• Records supplied

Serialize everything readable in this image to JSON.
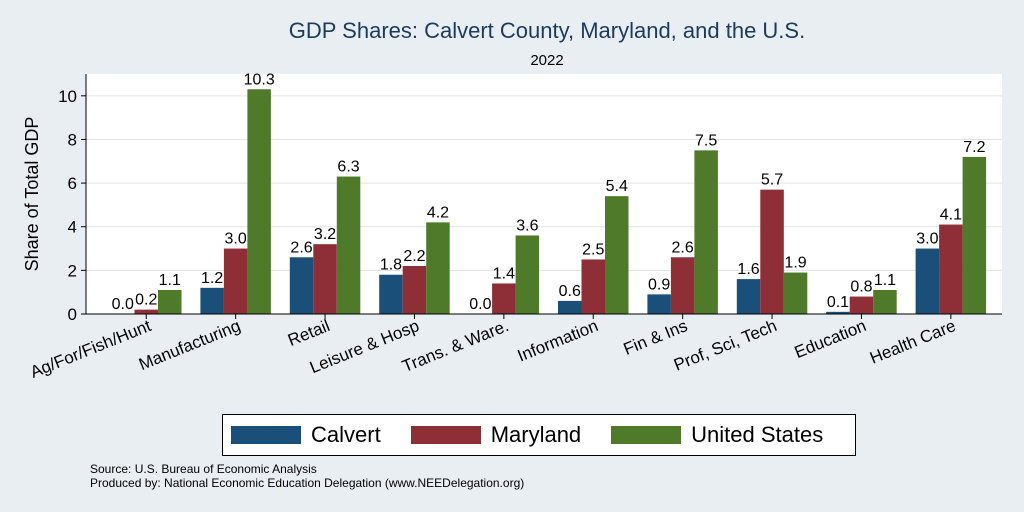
{
  "title": "GDP Shares: Calvert County, Maryland, and the U.S.",
  "subtitle": "2022",
  "source_line": "Source: U.S. Bureau of Economic Analysis",
  "produced_line": "Produced by: National Economic Education Delegation (www.NEEDelegation.org)",
  "colors": {
    "calvert": "#1a4f7a",
    "maryland": "#8e2e37",
    "us": "#4f7a2a"
  },
  "chart_data": {
    "type": "bar",
    "title": "GDP Shares: Calvert County, Maryland, and the U.S.",
    "subtitle": "2022",
    "ylabel": "Share of Total GDP",
    "xlabel": "",
    "ylim": [
      0,
      11
    ],
    "yticks": [
      0,
      2,
      4,
      6,
      8,
      10
    ],
    "grid": true,
    "legend": "bottom",
    "categories": [
      "Ag/For/Fish/Hunt",
      "Manufacturing",
      "Retail",
      "Leisure & Hosp",
      "Trans. & Ware.",
      "Information",
      "Fin & Ins",
      "Prof, Sci, Tech",
      "Education",
      "Health Care"
    ],
    "series": [
      {
        "name": "Calvert",
        "values": [
          0.0,
          1.2,
          2.6,
          1.8,
          0.0,
          0.6,
          0.9,
          1.6,
          0.1,
          3.0
        ]
      },
      {
        "name": "Maryland",
        "values": [
          0.2,
          3.0,
          3.2,
          2.2,
          1.4,
          2.5,
          2.6,
          5.7,
          0.8,
          4.1
        ]
      },
      {
        "name": "United States",
        "values": [
          1.1,
          10.3,
          6.3,
          4.2,
          3.6,
          5.4,
          7.5,
          1.9,
          1.1,
          7.2
        ]
      }
    ]
  }
}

• Exercise aim
Identify lines with the string "name". Copy each one.

• Reply to the task
        "name": "Calvert",
        "name": "Maryland",
        "name": "United States",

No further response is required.